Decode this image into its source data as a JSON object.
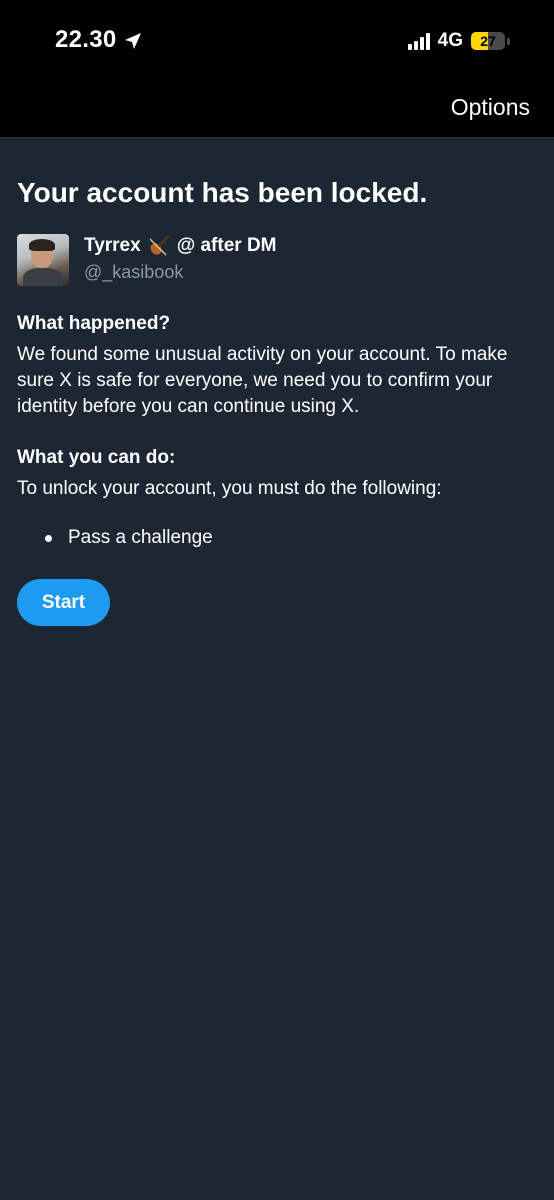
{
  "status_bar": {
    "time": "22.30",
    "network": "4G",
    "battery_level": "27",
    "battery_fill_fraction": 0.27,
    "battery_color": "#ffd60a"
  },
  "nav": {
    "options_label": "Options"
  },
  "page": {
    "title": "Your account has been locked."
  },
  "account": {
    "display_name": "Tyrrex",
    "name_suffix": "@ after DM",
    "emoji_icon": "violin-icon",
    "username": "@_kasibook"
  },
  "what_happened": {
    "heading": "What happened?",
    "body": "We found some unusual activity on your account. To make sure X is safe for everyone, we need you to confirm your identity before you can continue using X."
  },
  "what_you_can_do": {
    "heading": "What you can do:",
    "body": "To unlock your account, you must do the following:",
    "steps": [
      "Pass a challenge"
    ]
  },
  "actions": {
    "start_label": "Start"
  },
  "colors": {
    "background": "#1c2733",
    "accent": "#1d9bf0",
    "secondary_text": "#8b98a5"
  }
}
* * *
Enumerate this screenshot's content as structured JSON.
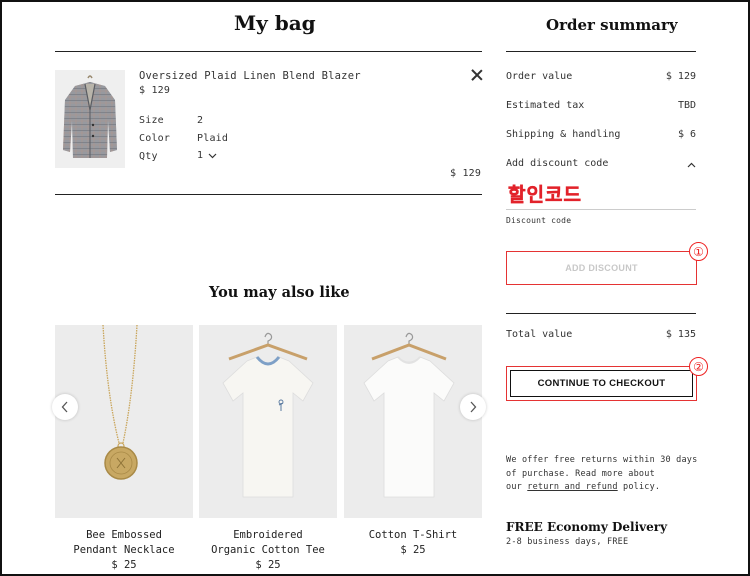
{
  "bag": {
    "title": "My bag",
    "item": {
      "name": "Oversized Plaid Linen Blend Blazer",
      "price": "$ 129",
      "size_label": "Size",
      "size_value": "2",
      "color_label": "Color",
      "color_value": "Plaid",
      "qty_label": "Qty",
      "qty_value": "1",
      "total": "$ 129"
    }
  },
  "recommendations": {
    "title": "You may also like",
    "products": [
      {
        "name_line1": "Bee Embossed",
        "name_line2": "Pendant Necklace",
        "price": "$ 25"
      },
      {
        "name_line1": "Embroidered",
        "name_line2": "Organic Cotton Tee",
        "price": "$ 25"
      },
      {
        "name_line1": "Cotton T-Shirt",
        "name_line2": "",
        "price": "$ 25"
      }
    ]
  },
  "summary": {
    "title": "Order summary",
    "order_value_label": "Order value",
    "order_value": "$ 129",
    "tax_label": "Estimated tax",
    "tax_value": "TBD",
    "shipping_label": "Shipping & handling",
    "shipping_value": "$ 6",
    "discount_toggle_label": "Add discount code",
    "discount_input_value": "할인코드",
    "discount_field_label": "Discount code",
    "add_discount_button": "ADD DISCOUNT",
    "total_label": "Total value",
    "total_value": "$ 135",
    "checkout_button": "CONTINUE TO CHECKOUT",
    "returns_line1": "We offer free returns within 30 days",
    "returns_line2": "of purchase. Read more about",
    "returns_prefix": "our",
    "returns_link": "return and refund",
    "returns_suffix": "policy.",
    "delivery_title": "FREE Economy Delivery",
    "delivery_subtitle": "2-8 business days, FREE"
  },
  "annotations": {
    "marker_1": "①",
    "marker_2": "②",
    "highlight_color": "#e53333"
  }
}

_Do this:_ Determine how many lines contain the word "JSON" and reply with that number alone.

_Task result:_ 2